***** Records to use *****

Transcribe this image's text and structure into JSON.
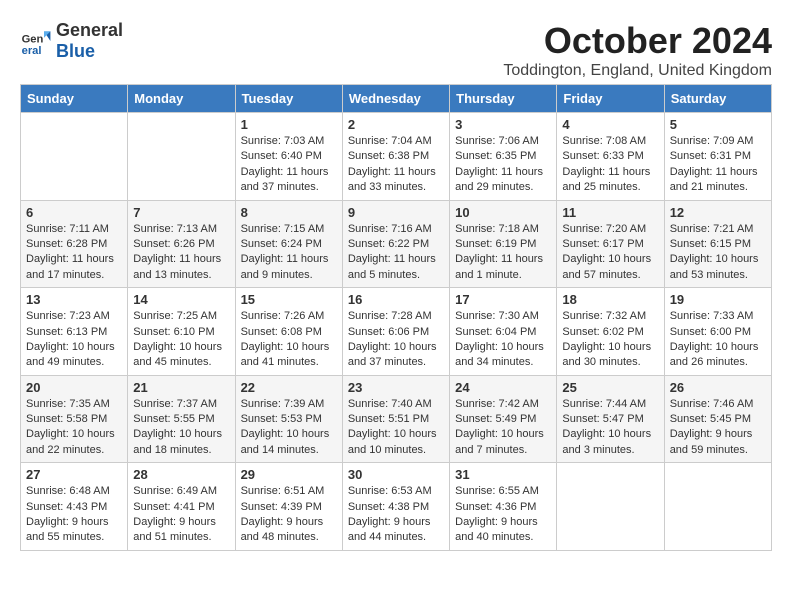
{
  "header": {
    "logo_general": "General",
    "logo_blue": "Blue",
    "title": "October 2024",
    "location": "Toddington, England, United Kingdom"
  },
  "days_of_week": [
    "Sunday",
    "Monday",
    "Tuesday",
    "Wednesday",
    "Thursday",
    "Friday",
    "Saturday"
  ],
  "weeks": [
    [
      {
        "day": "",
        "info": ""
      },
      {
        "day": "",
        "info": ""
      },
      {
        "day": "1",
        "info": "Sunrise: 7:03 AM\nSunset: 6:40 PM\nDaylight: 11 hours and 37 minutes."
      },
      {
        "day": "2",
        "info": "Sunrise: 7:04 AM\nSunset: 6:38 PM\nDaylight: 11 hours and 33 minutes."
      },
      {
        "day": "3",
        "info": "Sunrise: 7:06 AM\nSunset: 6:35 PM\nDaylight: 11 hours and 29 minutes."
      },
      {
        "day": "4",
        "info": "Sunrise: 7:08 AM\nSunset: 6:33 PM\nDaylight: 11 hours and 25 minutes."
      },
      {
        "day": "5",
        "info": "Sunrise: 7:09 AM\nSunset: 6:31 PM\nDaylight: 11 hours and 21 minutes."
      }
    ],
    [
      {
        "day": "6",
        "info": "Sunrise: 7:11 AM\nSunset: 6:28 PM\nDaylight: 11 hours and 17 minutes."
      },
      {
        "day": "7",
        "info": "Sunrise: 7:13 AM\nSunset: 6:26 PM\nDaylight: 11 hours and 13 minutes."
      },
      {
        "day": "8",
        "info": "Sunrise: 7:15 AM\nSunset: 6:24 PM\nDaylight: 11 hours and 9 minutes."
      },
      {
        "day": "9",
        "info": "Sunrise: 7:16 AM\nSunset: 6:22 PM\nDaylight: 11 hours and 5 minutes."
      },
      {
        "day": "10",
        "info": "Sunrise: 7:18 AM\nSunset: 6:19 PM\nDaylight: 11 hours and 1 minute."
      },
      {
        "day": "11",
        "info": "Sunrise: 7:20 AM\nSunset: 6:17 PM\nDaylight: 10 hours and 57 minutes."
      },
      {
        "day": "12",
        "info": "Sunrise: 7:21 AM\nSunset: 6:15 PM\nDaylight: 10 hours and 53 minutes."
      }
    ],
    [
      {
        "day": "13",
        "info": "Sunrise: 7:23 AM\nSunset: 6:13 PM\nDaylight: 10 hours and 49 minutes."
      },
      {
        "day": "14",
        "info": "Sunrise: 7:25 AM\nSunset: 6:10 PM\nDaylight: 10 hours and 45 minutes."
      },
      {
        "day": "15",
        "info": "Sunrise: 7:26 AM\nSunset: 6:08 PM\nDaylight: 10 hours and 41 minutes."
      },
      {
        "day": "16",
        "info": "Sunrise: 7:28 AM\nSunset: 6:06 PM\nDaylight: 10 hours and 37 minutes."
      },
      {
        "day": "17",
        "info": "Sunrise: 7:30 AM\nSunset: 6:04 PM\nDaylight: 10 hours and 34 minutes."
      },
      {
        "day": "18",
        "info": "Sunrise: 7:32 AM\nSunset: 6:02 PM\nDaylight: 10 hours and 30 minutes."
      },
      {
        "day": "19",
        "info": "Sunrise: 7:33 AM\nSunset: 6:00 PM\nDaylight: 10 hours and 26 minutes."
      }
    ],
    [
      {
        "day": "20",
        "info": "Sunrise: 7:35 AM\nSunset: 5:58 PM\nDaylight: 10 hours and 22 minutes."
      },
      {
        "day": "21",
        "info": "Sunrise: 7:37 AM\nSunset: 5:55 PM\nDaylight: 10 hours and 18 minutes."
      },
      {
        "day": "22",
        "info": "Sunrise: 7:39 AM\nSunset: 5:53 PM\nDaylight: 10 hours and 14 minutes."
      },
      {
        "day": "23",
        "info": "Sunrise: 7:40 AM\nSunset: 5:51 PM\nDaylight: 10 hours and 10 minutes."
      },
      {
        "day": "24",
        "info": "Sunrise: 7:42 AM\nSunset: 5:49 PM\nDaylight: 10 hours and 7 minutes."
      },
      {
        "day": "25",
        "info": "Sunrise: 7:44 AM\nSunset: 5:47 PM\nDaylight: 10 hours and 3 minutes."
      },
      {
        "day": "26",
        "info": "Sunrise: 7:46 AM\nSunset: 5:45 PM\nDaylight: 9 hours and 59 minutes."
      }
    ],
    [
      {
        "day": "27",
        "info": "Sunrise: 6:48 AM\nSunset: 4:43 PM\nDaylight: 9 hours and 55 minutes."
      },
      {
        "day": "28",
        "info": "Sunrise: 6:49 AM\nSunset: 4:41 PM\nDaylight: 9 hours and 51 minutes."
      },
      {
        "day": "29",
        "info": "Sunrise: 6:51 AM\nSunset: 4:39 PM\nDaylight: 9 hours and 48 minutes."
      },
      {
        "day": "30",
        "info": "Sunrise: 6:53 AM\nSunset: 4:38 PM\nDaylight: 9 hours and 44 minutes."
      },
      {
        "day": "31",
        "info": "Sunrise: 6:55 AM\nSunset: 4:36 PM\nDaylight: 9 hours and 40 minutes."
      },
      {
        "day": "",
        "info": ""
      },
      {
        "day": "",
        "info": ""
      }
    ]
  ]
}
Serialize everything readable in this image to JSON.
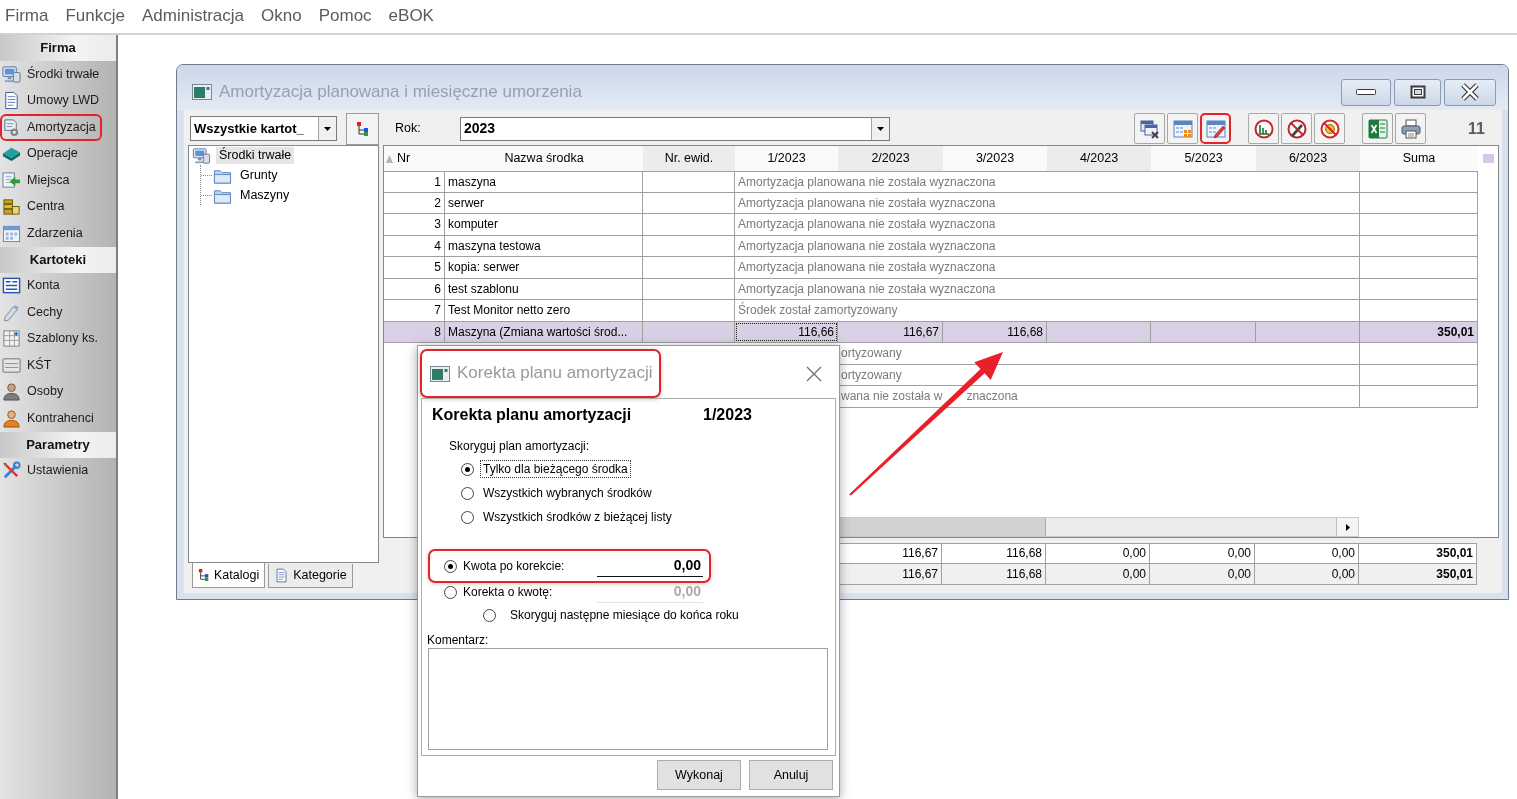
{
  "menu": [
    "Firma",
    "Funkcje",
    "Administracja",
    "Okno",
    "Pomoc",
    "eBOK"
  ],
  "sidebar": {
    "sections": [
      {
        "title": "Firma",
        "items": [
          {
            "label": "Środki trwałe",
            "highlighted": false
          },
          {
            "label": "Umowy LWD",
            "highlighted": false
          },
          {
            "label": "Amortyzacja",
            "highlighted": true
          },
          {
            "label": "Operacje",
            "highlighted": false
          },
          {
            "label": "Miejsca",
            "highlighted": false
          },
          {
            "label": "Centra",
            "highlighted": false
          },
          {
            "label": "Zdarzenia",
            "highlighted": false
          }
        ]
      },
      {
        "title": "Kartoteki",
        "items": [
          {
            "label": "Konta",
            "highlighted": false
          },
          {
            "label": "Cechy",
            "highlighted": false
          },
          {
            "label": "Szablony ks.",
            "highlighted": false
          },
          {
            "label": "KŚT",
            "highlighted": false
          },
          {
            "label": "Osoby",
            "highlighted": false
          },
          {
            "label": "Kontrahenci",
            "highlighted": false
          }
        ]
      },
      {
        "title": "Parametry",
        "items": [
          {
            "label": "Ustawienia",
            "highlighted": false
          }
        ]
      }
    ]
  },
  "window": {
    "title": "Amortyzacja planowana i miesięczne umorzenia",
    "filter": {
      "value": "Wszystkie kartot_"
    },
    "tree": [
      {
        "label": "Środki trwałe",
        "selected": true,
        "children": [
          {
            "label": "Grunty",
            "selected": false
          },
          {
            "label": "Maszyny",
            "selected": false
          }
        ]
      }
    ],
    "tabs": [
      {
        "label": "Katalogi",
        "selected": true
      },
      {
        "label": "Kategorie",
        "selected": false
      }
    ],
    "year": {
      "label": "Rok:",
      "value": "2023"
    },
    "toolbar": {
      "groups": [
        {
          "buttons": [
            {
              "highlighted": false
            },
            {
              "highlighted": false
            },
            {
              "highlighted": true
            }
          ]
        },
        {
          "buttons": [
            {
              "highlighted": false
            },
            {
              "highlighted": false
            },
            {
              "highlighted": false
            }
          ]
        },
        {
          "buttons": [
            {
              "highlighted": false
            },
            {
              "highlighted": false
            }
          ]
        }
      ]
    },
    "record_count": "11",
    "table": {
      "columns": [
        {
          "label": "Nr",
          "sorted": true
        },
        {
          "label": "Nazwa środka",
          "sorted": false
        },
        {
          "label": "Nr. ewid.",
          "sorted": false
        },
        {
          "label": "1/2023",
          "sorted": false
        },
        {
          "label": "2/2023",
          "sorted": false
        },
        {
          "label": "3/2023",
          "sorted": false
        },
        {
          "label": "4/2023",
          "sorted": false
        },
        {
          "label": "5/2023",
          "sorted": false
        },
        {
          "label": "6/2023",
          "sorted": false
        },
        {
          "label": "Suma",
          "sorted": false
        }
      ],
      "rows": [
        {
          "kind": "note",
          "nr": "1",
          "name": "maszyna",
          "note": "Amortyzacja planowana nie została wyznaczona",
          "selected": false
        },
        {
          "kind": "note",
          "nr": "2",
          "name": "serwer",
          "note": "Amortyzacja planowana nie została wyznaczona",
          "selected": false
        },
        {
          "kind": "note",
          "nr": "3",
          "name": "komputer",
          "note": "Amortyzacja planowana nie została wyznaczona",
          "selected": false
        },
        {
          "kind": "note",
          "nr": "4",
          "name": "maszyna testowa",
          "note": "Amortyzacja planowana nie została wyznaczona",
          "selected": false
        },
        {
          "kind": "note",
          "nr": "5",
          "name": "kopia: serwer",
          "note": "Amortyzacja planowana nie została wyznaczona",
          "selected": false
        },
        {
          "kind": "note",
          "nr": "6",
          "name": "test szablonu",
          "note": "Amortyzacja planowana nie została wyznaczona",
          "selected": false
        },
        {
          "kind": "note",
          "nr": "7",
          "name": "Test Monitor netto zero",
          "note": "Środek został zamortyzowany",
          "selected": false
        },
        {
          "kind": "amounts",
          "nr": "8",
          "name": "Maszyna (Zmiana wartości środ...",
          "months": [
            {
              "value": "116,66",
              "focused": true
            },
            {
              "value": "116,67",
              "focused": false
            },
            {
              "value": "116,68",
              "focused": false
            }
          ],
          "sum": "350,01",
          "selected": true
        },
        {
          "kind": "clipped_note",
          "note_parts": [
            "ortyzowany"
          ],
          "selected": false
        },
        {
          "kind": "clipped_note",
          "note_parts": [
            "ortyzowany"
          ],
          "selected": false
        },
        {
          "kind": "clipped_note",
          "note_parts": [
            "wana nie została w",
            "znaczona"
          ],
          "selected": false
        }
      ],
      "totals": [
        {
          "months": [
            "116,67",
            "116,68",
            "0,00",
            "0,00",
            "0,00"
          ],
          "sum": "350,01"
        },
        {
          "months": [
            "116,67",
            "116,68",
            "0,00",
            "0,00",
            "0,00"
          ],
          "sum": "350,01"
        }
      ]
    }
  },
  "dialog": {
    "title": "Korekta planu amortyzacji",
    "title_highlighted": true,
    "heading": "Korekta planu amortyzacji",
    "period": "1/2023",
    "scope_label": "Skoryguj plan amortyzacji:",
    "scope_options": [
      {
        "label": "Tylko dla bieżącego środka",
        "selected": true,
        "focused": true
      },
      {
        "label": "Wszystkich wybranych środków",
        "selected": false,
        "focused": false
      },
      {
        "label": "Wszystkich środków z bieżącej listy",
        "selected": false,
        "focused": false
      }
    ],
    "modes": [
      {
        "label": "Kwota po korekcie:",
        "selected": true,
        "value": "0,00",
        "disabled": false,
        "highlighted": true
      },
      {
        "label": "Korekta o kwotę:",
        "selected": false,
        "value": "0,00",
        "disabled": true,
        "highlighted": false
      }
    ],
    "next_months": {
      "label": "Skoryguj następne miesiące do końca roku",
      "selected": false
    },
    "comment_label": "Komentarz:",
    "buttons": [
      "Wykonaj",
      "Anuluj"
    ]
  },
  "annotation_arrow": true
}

*****

◆ Directive ◆
Copy every line from the records above that contains the word "Środki".

◆ The completed task ◆
            "label": "Środki trwałe",
        "label": "Środki trwałe",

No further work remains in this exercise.